WHAT IS REQUIRED: Rewrite the records with "Photometric offset" swapped for "Photometric shift" and no other changes.

──────── GIVEN ENTRIES ────────

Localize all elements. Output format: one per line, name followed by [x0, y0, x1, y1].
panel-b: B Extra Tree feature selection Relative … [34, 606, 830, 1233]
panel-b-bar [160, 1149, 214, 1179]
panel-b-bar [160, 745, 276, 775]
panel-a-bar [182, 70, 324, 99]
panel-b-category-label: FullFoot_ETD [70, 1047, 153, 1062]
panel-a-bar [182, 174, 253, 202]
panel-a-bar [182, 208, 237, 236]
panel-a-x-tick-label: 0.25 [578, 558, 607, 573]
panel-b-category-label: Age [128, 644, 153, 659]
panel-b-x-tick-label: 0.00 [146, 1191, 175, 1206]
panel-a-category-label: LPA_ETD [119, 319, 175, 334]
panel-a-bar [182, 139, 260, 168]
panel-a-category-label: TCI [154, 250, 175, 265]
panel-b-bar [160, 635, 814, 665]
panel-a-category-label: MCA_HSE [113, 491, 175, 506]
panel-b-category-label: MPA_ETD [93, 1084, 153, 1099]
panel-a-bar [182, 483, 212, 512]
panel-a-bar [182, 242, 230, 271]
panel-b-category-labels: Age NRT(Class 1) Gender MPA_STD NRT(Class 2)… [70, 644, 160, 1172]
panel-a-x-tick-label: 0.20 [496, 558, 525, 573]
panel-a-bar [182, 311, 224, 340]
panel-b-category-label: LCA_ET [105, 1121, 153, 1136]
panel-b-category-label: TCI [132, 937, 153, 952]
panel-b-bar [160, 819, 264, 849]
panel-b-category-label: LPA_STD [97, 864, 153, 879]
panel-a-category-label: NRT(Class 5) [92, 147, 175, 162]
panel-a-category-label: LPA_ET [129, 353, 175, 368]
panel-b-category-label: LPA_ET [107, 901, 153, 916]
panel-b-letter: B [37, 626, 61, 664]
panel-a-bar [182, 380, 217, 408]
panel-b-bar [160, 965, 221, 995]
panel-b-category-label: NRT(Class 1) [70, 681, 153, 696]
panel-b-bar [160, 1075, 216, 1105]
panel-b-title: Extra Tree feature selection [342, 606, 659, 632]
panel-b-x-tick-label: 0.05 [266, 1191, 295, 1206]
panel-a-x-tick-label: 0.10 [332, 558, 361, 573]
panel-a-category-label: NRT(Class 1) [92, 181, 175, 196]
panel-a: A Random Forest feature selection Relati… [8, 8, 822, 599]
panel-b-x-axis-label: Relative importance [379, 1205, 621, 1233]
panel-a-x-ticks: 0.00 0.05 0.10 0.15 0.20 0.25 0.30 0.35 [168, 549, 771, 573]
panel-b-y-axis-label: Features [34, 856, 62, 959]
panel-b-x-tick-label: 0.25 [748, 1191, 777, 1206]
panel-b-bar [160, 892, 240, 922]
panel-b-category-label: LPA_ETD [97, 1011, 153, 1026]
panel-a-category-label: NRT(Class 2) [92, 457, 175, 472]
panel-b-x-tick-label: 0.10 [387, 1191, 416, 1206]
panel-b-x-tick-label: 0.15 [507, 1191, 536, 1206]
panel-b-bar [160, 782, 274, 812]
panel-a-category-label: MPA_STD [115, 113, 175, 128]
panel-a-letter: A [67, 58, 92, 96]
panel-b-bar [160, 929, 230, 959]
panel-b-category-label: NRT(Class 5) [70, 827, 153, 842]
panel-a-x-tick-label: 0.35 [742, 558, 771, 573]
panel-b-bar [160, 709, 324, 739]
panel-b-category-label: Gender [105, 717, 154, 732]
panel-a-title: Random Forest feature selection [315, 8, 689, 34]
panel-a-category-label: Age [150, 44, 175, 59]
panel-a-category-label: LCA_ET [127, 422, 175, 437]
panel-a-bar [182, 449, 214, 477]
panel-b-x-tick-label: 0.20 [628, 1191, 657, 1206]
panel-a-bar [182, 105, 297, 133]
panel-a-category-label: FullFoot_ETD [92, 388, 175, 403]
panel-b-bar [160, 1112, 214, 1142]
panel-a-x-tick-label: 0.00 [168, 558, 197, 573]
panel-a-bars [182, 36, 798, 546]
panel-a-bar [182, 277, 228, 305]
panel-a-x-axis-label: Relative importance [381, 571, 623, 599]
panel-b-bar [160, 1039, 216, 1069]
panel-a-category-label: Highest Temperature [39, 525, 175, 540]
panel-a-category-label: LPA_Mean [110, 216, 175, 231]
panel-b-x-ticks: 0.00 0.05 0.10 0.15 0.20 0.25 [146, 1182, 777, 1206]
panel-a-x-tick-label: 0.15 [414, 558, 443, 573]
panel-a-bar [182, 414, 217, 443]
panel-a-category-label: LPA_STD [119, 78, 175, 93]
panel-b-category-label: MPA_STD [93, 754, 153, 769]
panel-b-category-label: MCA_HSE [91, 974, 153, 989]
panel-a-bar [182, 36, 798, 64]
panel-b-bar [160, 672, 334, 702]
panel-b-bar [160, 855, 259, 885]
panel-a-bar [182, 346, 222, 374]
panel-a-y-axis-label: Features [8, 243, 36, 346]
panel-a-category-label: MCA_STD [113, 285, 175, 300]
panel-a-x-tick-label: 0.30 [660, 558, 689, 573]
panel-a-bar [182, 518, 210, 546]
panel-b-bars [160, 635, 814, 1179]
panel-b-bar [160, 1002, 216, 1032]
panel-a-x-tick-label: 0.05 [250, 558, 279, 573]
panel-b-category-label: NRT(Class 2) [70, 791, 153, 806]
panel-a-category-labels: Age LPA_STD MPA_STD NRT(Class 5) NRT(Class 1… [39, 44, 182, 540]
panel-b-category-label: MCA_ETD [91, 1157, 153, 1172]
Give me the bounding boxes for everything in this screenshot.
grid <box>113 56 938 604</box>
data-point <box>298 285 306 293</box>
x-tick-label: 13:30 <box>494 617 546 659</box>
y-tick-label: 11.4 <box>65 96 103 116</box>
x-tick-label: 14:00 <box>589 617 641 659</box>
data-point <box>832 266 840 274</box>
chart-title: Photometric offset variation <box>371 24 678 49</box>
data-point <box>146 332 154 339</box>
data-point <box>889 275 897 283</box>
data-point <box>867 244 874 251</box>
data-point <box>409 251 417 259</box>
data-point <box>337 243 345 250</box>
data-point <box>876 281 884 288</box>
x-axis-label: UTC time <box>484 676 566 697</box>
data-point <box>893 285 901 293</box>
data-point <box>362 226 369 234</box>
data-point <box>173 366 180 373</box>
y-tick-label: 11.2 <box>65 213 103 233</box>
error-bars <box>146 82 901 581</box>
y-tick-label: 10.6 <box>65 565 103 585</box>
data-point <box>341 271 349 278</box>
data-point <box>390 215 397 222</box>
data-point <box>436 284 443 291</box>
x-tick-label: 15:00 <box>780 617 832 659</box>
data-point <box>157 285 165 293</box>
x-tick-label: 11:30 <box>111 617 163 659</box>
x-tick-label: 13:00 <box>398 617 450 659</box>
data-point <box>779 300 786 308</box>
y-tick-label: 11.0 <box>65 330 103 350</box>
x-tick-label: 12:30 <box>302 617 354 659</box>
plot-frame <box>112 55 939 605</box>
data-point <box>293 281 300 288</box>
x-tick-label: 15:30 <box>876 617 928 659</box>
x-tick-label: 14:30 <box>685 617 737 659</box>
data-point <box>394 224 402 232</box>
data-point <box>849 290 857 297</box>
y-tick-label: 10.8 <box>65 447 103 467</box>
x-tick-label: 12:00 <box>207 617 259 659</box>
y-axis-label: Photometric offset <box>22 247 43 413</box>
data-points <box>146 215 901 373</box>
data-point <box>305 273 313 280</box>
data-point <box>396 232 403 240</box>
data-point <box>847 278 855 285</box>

────────

ANSWER TO THE TASK:
Localize all elements. Output format: one per line, name followed by [x0, y0, x1, y1].
panel-b: B Extra Tree feature selection Relative … [34, 606, 830, 1233]
panel-b-bar [160, 1149, 214, 1179]
panel-b-bar [160, 745, 276, 775]
panel-a-bar [182, 70, 324, 99]
panel-b-category-label: FullFoot_ETD [70, 1047, 153, 1062]
panel-a-bar [182, 174, 253, 202]
panel-a-bar [182, 208, 237, 236]
panel-a-x-tick-label: 0.25 [578, 558, 607, 573]
panel-b-category-label: Age [128, 644, 153, 659]
panel-b-x-tick-label: 0.00 [146, 1191, 175, 1206]
panel-a-category-label: LPA_ETD [119, 319, 175, 334]
panel-a-bar [182, 139, 260, 168]
panel-a-category-label: TCI [154, 250, 175, 265]
panel-b-bar [160, 635, 814, 665]
panel-a-category-label: MCA_HSE [113, 491, 175, 506]
panel-b-category-label: MPA_ETD [93, 1084, 153, 1099]
panel-a-bar [182, 483, 212, 512]
panel-a-bar [182, 242, 230, 271]
panel-b-category-labels: Age NRT(Class 1) Gender MPA_STD NRT(Class 2)… [70, 644, 160, 1172]
panel-a-x-tick-label: 0.20 [496, 558, 525, 573]
panel-a-bar [182, 311, 224, 340]
panel-b-category-label: LCA_ET [105, 1121, 153, 1136]
panel-b-category-label: TCI [132, 937, 153, 952]
panel-b-bar [160, 819, 264, 849]
panel-b-category-label: LPA_STD [97, 864, 153, 879]
panel-a-category-label: NRT(Class 5) [92, 147, 175, 162]
panel-a-category-label: LPA_ET [129, 353, 175, 368]
panel-b-category-label: LPA_ET [107, 901, 153, 916]
panel-b-letter: B [37, 626, 61, 664]
panel-a-bar [182, 380, 217, 408]
panel-b-bar [160, 965, 221, 995]
panel-b-category-label: NRT(Class 1) [70, 681, 153, 696]
panel-b-bar [160, 1075, 216, 1105]
panel-b-title: Extra Tree feature selection [342, 606, 659, 632]
panel-b-x-tick-label: 0.05 [266, 1191, 295, 1206]
panel-a-x-tick-label: 0.10 [332, 558, 361, 573]
panel-a-category-label: NRT(Class 1) [92, 181, 175, 196]
panel-a: A Random Forest feature selection Relati… [8, 8, 822, 599]
panel-b-x-axis-label: Relative importance [379, 1205, 621, 1233]
panel-a-x-ticks: 0.00 0.05 0.10 0.15 0.20 0.25 0.30 0.35 [168, 549, 771, 573]
panel-b-y-axis-label: Features [34, 856, 62, 959]
panel-b-x-tick-label: 0.25 [748, 1191, 777, 1206]
panel-b-bar [160, 892, 240, 922]
panel-b-category-label: LPA_ETD [97, 1011, 153, 1026]
panel-a-category-label: NRT(Class 2) [92, 457, 175, 472]
panel-b-x-tick-label: 0.10 [387, 1191, 416, 1206]
panel-b-x-tick-label: 0.15 [507, 1191, 536, 1206]
panel-b-bar [160, 782, 274, 812]
panel-a-category-label: MPA_STD [115, 113, 175, 128]
panel-a-letter: A [67, 58, 92, 96]
panel-b-bar [160, 929, 230, 959]
panel-b-category-label: NRT(Class 5) [70, 827, 153, 842]
panel-a-x-tick-label: 0.35 [742, 558, 771, 573]
panel-b-bar [160, 709, 324, 739]
panel-b-category-label: Gender [105, 717, 154, 732]
panel-a-title: Random Forest feature selection [315, 8, 689, 34]
panel-a-category-label: Age [150, 44, 175, 59]
panel-a-category-label: LCA_ET [127, 422, 175, 437]
panel-a-bar [182, 449, 214, 477]
panel-b-x-tick-label: 0.20 [628, 1191, 657, 1206]
panel-a-bar [182, 105, 297, 133]
panel-a-category-label: FullFoot_ETD [92, 388, 175, 403]
panel-b-bar [160, 1112, 214, 1142]
panel-a-x-tick-label: 0.00 [168, 558, 197, 573]
panel-a-bars [182, 36, 798, 546]
panel-a-bar [182, 277, 228, 305]
panel-a-x-axis-label: Relative importance [381, 571, 623, 599]
panel-b-bar [160, 1039, 216, 1069]
panel-a-category-label: Highest Temperature [39, 525, 175, 540]
panel-a-category-label: LPA_Mean [110, 216, 175, 231]
panel-b-x-ticks: 0.00 0.05 0.10 0.15 0.20 0.25 [146, 1182, 777, 1206]
panel-a-x-tick-label: 0.15 [414, 558, 443, 573]
panel-a-bar [182, 414, 217, 443]
panel-a-category-label: LPA_STD [119, 78, 175, 93]
panel-b-category-label: MPA_STD [93, 754, 153, 769]
panel-b-category-label: MCA_HSE [91, 974, 153, 989]
panel-a-bar [182, 36, 798, 64]
panel-b-bar [160, 672, 334, 702]
panel-b-bar [160, 855, 259, 885]
panel-a-bar [182, 346, 222, 374]
panel-a-y-axis-label: Features [8, 243, 36, 346]
panel-a-category-label: MCA_STD [113, 285, 175, 300]
panel-a-x-tick-label: 0.30 [660, 558, 689, 573]
panel-a-bar [182, 518, 210, 546]
panel-b-bars [160, 635, 814, 1179]
panel-b-bar [160, 1002, 216, 1032]
panel-a-x-tick-label: 0.05 [250, 558, 279, 573]
panel-b-category-label: NRT(Class 2) [70, 791, 153, 806]
panel-a-category-labels: Age LPA_STD MPA_STD NRT(Class 5) NRT(Class 1… [39, 44, 182, 540]
panel-b-category-label: MCA_ETD [91, 1157, 153, 1172]
Give me the bounding boxes for everything in this screenshot.
grid <box>113 56 938 604</box>
data-point <box>298 285 306 293</box>
x-tick-label: 13:30 <box>494 617 546 659</box>
y-tick-label: 11.4 <box>65 96 103 116</box>
x-tick-label: 14:00 <box>589 617 641 659</box>
data-point <box>832 266 840 274</box>
chart-title: Photometric shift variation <box>371 24 678 49</box>
data-point <box>146 332 154 339</box>
data-point <box>889 275 897 283</box>
data-point <box>867 244 874 251</box>
data-point <box>409 251 417 259</box>
data-point <box>337 243 345 250</box>
data-point <box>876 281 884 288</box>
x-axis-label: UTC time <box>484 676 566 697</box>
data-point <box>893 285 901 293</box>
data-point <box>362 226 369 234</box>
data-point <box>173 366 180 373</box>
y-tick-label: 11.2 <box>65 213 103 233</box>
error-bars <box>146 82 901 581</box>
y-tick-label: 10.6 <box>65 565 103 585</box>
data-point <box>341 271 349 278</box>
data-point <box>390 215 397 222</box>
data-point <box>436 284 443 291</box>
x-tick-label: 15:00 <box>780 617 832 659</box>
data-point <box>157 285 165 293</box>
x-tick-label: 11:30 <box>111 617 163 659</box>
x-tick-label: 13:00 <box>398 617 450 659</box>
data-point <box>779 300 786 308</box>
y-tick-label: 11.0 <box>65 330 103 350</box>
x-tick-label: 12:30 <box>302 617 354 659</box>
plot-frame <box>112 55 939 605</box>
data-point <box>293 281 300 288</box>
x-tick-label: 15:30 <box>876 617 928 659</box>
x-tick-label: 14:30 <box>685 617 737 659</box>
data-point <box>394 224 402 232</box>
data-point <box>849 290 857 297</box>
y-tick-label: 10.8 <box>65 447 103 467</box>
x-tick-label: 12:00 <box>207 617 259 659</box>
y-axis-label: Photometric shift <box>22 247 43 413</box>
data-points <box>146 215 901 373</box>
data-point <box>305 273 313 280</box>
data-point <box>396 232 403 240</box>
data-point <box>847 278 855 285</box>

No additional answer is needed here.